● EXERCISE GOAL:
Restate the whole of the material. Keep every word, and drop the pictures.

● DATA SUPPLIED:
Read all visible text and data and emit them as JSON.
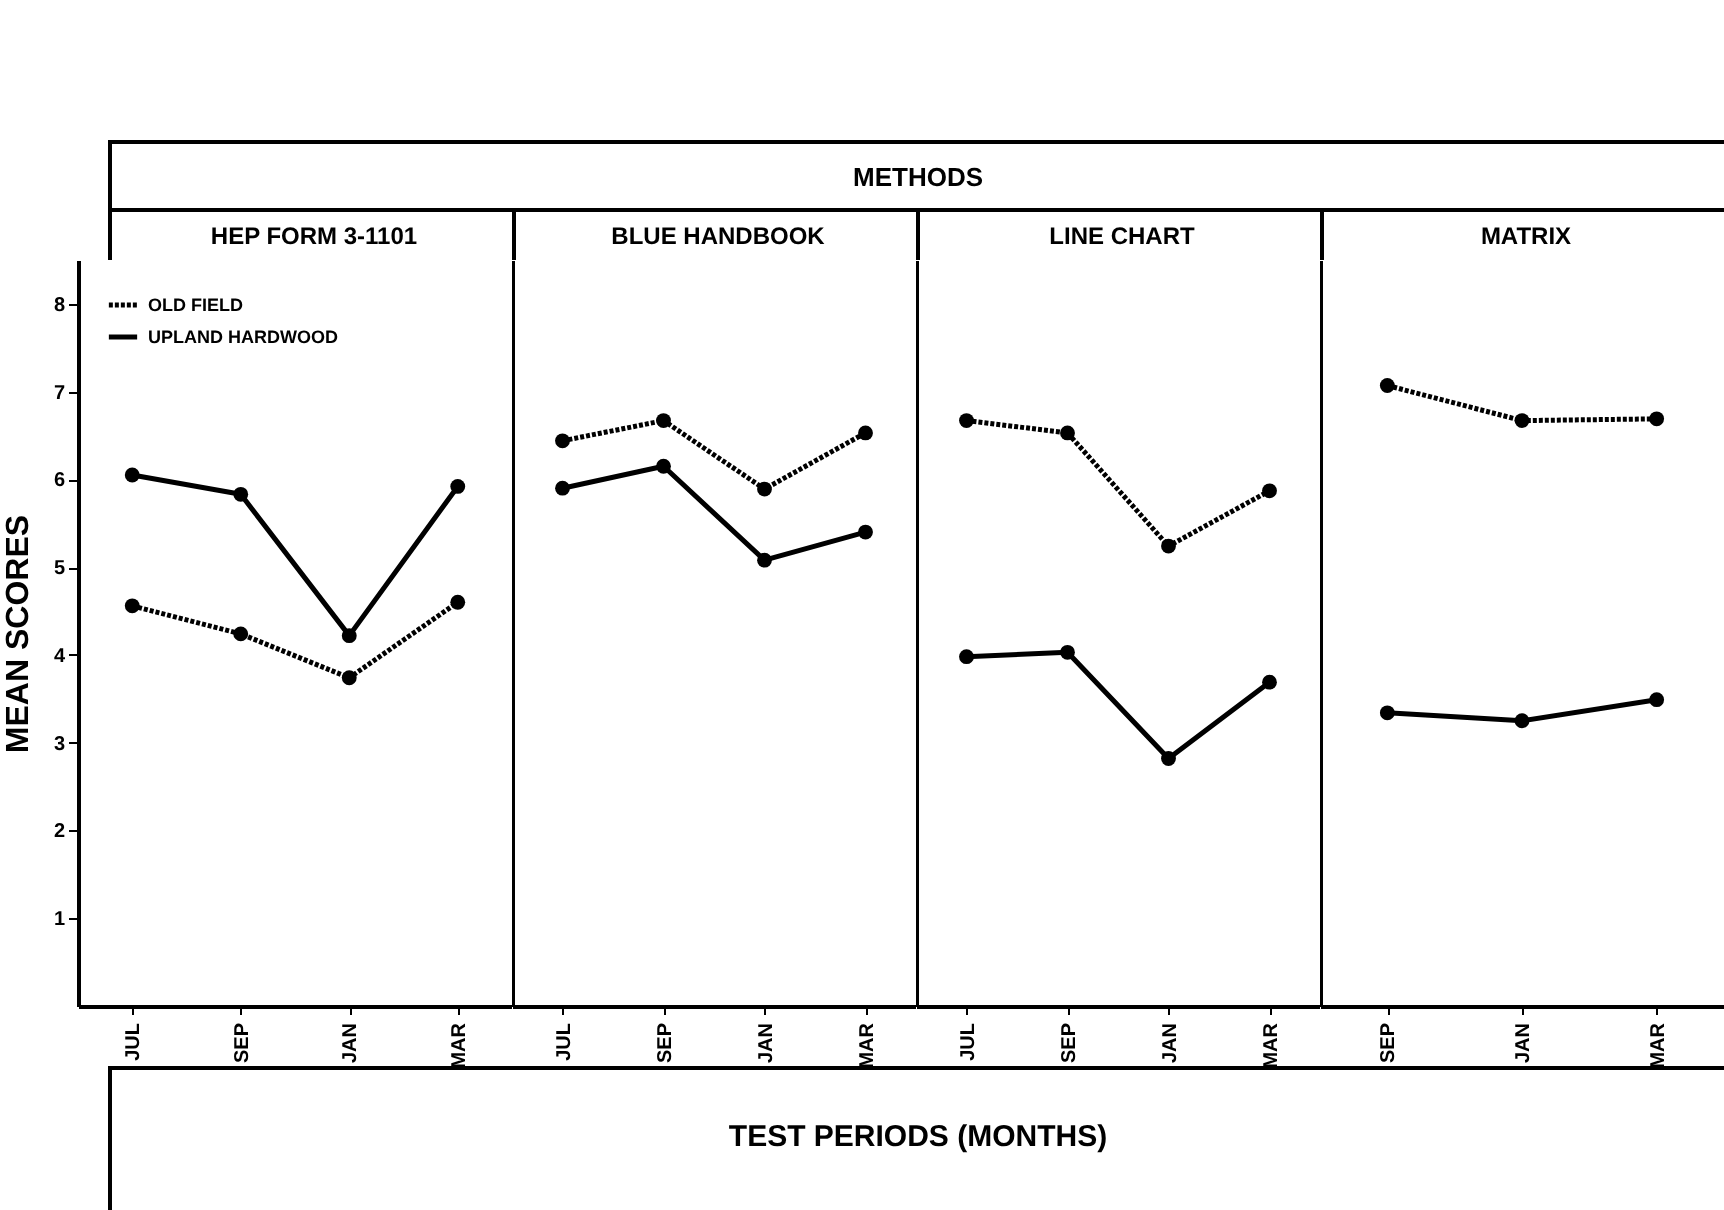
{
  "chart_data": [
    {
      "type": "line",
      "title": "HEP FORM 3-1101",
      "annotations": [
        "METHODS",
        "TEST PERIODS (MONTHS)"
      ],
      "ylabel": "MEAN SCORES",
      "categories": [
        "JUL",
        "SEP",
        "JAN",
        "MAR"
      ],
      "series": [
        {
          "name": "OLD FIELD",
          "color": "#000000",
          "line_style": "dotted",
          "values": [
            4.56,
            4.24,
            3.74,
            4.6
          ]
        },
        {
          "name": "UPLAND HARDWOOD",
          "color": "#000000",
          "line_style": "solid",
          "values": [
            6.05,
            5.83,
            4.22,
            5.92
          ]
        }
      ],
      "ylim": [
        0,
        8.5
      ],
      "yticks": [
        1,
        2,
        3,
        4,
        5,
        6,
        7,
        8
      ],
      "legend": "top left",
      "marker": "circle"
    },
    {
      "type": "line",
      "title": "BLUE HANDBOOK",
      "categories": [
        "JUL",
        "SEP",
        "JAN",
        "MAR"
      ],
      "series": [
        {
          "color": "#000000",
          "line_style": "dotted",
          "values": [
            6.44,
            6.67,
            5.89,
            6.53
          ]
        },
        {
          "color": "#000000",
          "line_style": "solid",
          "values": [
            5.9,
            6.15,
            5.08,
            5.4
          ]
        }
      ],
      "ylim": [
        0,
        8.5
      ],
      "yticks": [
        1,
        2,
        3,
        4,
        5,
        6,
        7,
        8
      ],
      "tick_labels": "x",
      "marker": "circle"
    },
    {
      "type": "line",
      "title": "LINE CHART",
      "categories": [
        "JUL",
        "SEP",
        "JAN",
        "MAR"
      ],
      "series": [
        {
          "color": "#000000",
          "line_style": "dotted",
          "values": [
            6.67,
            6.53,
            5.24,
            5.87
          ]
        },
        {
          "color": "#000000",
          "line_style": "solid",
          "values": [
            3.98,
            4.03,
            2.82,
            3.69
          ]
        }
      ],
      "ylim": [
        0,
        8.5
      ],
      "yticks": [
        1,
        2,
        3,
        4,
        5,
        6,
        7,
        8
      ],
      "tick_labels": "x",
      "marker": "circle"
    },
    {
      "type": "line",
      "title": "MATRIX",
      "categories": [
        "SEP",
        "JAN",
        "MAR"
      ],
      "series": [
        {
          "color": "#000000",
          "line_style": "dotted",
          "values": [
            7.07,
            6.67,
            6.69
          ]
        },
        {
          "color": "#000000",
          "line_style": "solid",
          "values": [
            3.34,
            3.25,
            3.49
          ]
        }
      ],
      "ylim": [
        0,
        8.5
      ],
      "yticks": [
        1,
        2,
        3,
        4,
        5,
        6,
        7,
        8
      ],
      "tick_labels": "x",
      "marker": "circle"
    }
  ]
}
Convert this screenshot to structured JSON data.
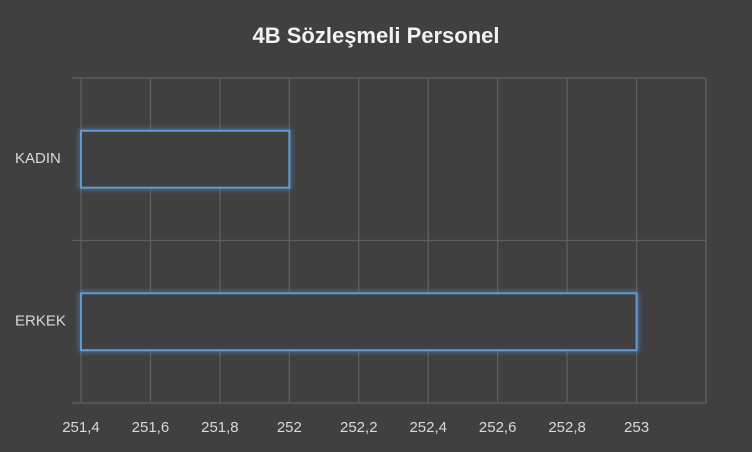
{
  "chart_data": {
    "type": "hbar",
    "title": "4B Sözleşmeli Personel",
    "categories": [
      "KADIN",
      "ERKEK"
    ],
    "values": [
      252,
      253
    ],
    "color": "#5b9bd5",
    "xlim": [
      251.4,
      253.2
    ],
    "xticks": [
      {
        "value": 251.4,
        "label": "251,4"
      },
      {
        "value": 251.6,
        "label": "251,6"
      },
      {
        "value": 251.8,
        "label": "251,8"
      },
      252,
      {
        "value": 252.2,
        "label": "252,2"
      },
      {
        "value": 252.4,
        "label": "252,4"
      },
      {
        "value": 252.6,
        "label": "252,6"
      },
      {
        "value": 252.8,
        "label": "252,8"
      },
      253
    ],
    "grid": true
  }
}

● RESULT OF THE EXERCISE:
Read all visible text and data and emit them as JSON.
{
  "chart_data": [
    {
      "type": "line",
      "title": "HEP FORM 3-1101",
      "annotations": [
        "METHODS",
        "TEST PERIODS (MONTHS)"
      ],
      "ylabel": "MEAN SCORES",
      "categories": [
        "JUL",
        "SEP",
        "JAN",
        "MAR"
      ],
      "series": [
        {
          "name": "OLD FIELD",
          "color": "#000000",
          "line_style": "dotted",
          "values": [
            4.56,
            4.24,
            3.74,
            4.6
          ]
        },
        {
          "name": "UPLAND HARDWOOD",
          "color": "#000000",
          "line_style": "solid",
          "values": [
            6.05,
            5.83,
            4.22,
            5.92
          ]
        }
      ],
      "ylim": [
        0,
        8.5
      ],
      "yticks": [
        1,
        2,
        3,
        4,
        5,
        6,
        7,
        8
      ],
      "legend": "top left",
      "marker": "circle"
    },
    {
      "type": "line",
      "title": "BLUE HANDBOOK",
      "categories": [
        "JUL",
        "SEP",
        "JAN",
        "MAR"
      ],
      "series": [
        {
          "color": "#000000",
          "line_style": "dotted",
          "values": [
            6.44,
            6.67,
            5.89,
            6.53
          ]
        },
        {
          "color": "#000000",
          "line_style": "solid",
          "values": [
            5.9,
            6.15,
            5.08,
            5.4
          ]
        }
      ],
      "ylim": [
        0,
        8.5
      ],
      "yticks": [
        1,
        2,
        3,
        4,
        5,
        6,
        7,
        8
      ],
      "tick_labels": "x",
      "marker": "circle"
    },
    {
      "type": "line",
      "title": "LINE CHART",
      "categories": [
        "JUL",
        "SEP",
        "JAN",
        "MAR"
      ],
      "series": [
        {
          "color": "#000000",
          "line_style": "dotted",
          "values": [
            6.67,
            6.53,
            5.24,
            5.87
          ]
        },
        {
          "color": "#000000",
          "line_style": "solid",
          "values": [
            3.98,
            4.03,
            2.82,
            3.69
          ]
        }
      ],
      "ylim": [
        0,
        8.5
      ],
      "yticks": [
        1,
        2,
        3,
        4,
        5,
        6,
        7,
        8
      ],
      "tick_labels": "x",
      "marker": "circle"
    },
    {
      "type": "line",
      "title": "MATRIX",
      "categories": [
        "SEP",
        "JAN",
        "MAR"
      ],
      "series": [
        {
          "color": "#000000",
          "line_style": "dotted",
          "values": [
            7.07,
            6.67,
            6.69
          ]
        },
        {
          "color": "#000000",
          "line_style": "solid",
          "values": [
            3.34,
            3.25,
            3.49
          ]
        }
      ],
      "ylim": [
        0,
        8.5
      ],
      "yticks": [
        1,
        2,
        3,
        4,
        5,
        6,
        7,
        8
      ],
      "tick_labels": "x",
      "marker": "circle"
    }
  ]
}
Convert this screenshot to structured JSON data.
{
  "chart_data": {
    "type": "hbar",
    "title": "4B Sözleşmeli Personel",
    "categories": [
      "KADIN",
      "ERKEK"
    ],
    "values": [
      252,
      253
    ],
    "color": "#5b9bd5",
    "xlim": [
      251.4,
      253.2
    ],
    "xticks": [
      {
        "value": 251.4,
        "label": "251,4"
      },
      {
        "value": 251.6,
        "label": "251,6"
      },
      {
        "value": 251.8,
        "label": "251,8"
      },
      252,
      {
        "value": 252.2,
        "label": "252,2"
      },
      {
        "value": 252.4,
        "label": "252,4"
      },
      {
        "value": 252.6,
        "label": "252,6"
      },
      {
        "value": 252.8,
        "label": "252,8"
      },
      253
    ],
    "grid": true
  }
}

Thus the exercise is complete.